Short exercise — Give only the number of lines in these records that contain the word "Market".

* BEGIN *

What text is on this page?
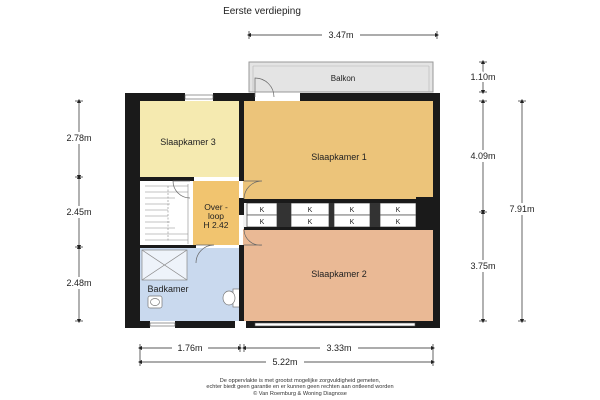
Eerste verdieping
Balkon
K
K
K
K
K
K
K
K
Slaapkamer 3
Slaapkamer 1
Slaapkamer 2
Over -
loop
H 2.42
Badkamer
3.47m
1.10m
4.09m
3.75m
7.91m
2.78m
2.45m
2.48m
1.76m	3.33m
5.22m
De oppervlakte is met grootst mogelijke zorgvuldigheid gemeten,
echter biedt geen garantie en er kunnen geen rechten aan ontleend worden
© Van Roemburg & Woning Diagnose
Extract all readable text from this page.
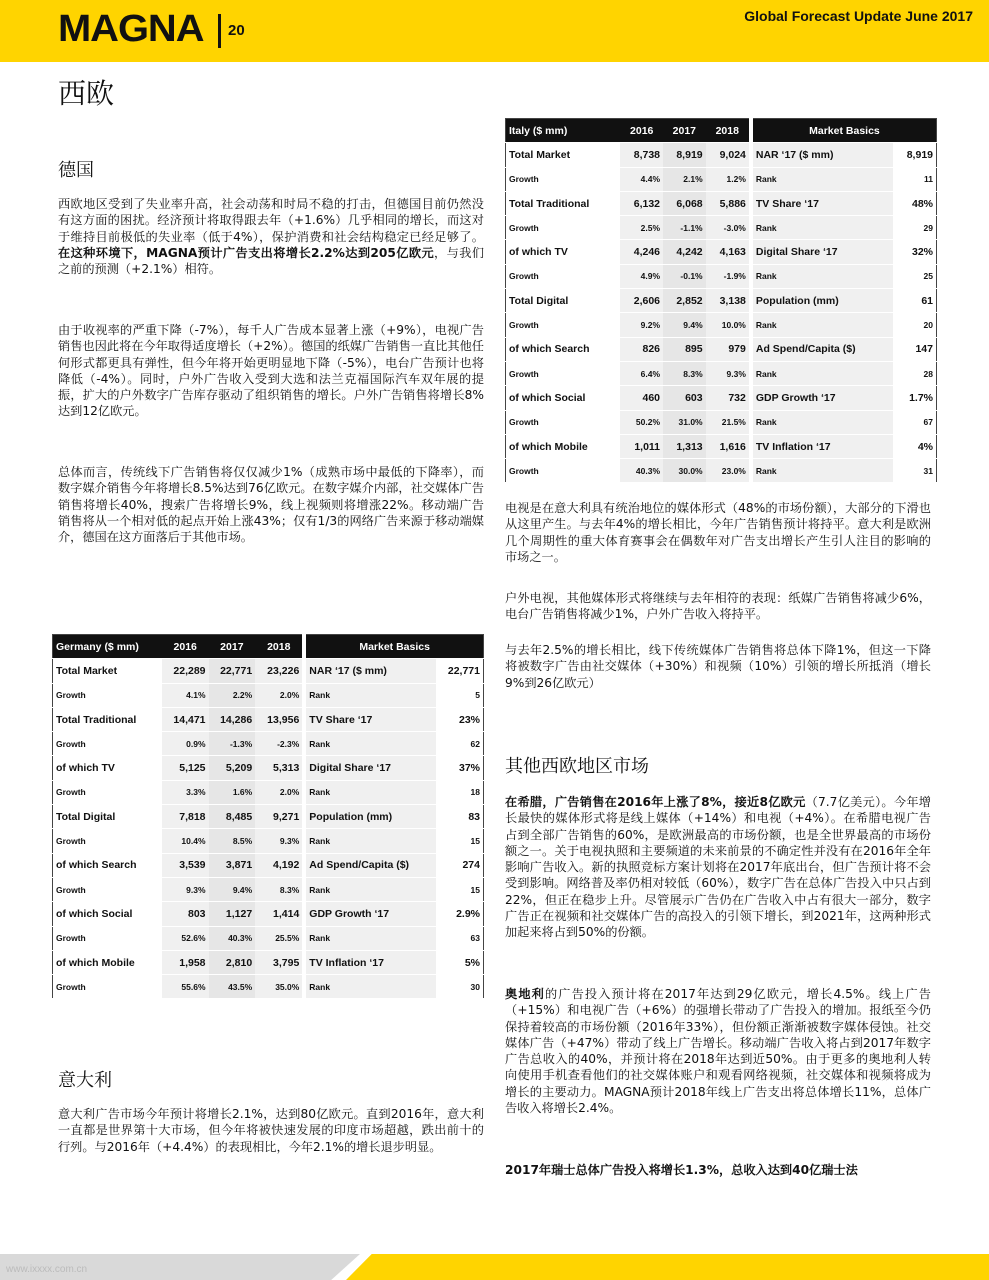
MAGNA 20
Global Forecast Update June 2017
西欧
德国

西欧地区受到了失业率升高，社会动荡和时局不稳的打击，但德国目前仍然没有这方面的困扰。经济预计将取得跟去年（+1.6%）几乎相同的增长，而这对于维持目前极低的失业率（低于4%），保护消费和社会结构稳定已经足够了。在这种环境下，MAGNA预计广告支出将增长2.2%达到205亿欧元，与我们之前的预测（+2.1%）相符。

由于收视率的严重下降（-7%），每千人广告成本显著上涨（+9%），电视广告销售也因此将在今年取得适度增长（+2%）。德国的纸媒广告销售一直比其他任何形式都更具有弹性，但今年将开始更明显地下降（-5%），电台广告预计也将降低（-4%）。同时，户外广告收入受到大选和法兰克福国际汽车双年展的提振，扩大的户外数字广告库存驱动了组织销售的增长。户外广告销售将增长8%达到12亿欧元。

总体而言，传统线下广告销售将仅仅减少1%（成熟市场中最低的下降率），而数字媒介销售今年将增长8.5%达到76亿欧元。在数字媒介内部，社交媒体广告销售将增长40%，搜索广告将增长9%，线上视频则将增涨22%。移动端广告销售将从一个相对低的起点开始上涨43%；仅有1/3的网络广告来源于移动端媒介，德国在这方面落后于其他市场。

Germany ($ mm)	2016	2017	2018	Market Basics	
Total Market	22,289	22,771	23,226	NAR ‘17 ($ mm)	22,771
Growth	4.1%	2.2%	2.0%	Rank	5
Total Traditional	14,471	14,286	13,956	TV Share ‘17	23%
Growth	0.9%	-1.3%	-2.3%	Rank	62
of which TV	5,125	5,209	5,313	Digital Share ‘17	37%
Growth	3.3%	1.6%	2.0%	Rank	18
Total Digital	7,818	8,485	9,271	Population (mm)	83
Growth	10.4%	8.5%	9.3%	Rank	15
of which Search	3,539	3,871	4,192	Ad Spend/Capita ($)	274
Growth	9.3%	9.4%	8.3%	Rank	15
of which Social	803	1,127	1,414	GDP Growth ‘17	2.9%
Growth	52.6%	40.3%	25.5%	Rank	63
of which Mobile	1,958	2,810	3,795	TV Inflation ‘17	5%
Growth	55.6%	43.5%	35.0%	Rank	30
意大利

意大利广告市场今年预计将增长2.1%，达到80亿欧元。直到2016年，意大利一直都是世界第十大市场，但今年将被快速发展的印度市场超越，跌出前十的行列。与2016年（+4.4%）的表现相比，今年2.1%的增长退步明显。

Italy ($ mm)	2016	2017	2018	Market Basics	
Total Market	8,738	8,919	9,024	NAR ‘17 ($ mm)	8,919
Growth	4.4%	2.1%	1.2%	Rank	11
Total Traditional	6,132	6,068	5,886	TV Share ‘17	48%
Growth	2.5%	-1.1%	-3.0%	Rank	29
of which TV	4,246	4,242	4,163	Digital Share ‘17	32%
Growth	4.9%	-0.1%	-1.9%	Rank	25
Total Digital	2,606	2,852	3,138	Population (mm)	61
Growth	9.2%	9.4%	10.0%	Rank	20
of which Search	826	895	979	Ad Spend/Capita ($)	147
Growth	6.4%	8.3%	9.3%	Rank	28
of which Social	460	603	732	GDP Growth ‘17	1.7%
Growth	50.2%	31.0%	21.5%	Rank	67
of which Mobile	1,011	1,313	1,616	TV Inflation ‘17	4%
Growth	40.3%	30.0%	23.0%	Rank	31

电视是在意大利具有统治地位的媒体形式（48%的市场份额），大部分的下滑也从这里产生。与去年4%的增长相比，今年广告销售预计将持平。意大利是欧洲几个周期性的重大体育赛事会在偶数年对广告支出增长产生引人注目的影响的市场之一。

户外电视，其他媒体形式将继续与去年相符的表现：纸媒广告销售将减少6%，电台广告销售将减少1%，户外广告收入将持平。

与去年2.5%的增长相比，线下传统媒体广告销售将总体下降1%，但这一下降将被数字广告由社交媒体（+30%）和视频（10%）引领的增长所抵消（增长9%到26亿欧元）

其他西欧地区市场

在希腊，广告销售在2016年上涨了8%，接近8亿欧元（7.7亿美元）。今年增长最快的媒体形式将是线上媒体（+14%）和电视（+4%）。在希腊电视广告占到全部广告销售的60%，是欧洲最高的市场份额，也是全世界最高的市场份额之一。关于电视执照和主要频道的未来前景的不确定性并没有在2016年全年影响广告收入。新的执照竞标方案计划将在2017年底出台，但广告预计将不会受到影响。网络普及率仍相对较低（60%），数字广告在总体广告投入中只占到22%，但正在稳步上升。尽管展示广告仍在广告收入中占有很大一部分，数字广告正在视频和社交媒体广告的高投入的引领下增长，到2021年，这两种形式加起来将占到50%的份额。

奥地利的广告投入预计将在2017年达到29亿欧元，增长4.5%。线上广告（+15%）和电视广告（+6%）的强增长带动了广告投入的增加。报纸至今仍保持着较高的市场份额（2016年33%），但份额正渐渐被数字媒体侵蚀。社交媒体广告（+47%）带动了线上广告增长。移动端广告收入将占到2017年数字广告总收入的40%，并预计将在2018年达到近50%。由于更多的奥地利人转向使用手机查看他们的社交媒体账户和观看网络视频，社交媒体和视频将成为增长的主要动力。MAGNA预计2018年线上广告支出将总体增长11%，总体广告收入将增长2.4%。

2017年瑞士总体广告投入将增长1.3%，总收入达到40亿瑞士法

www.ixxxx.com.cn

* END *

Problem solution — 4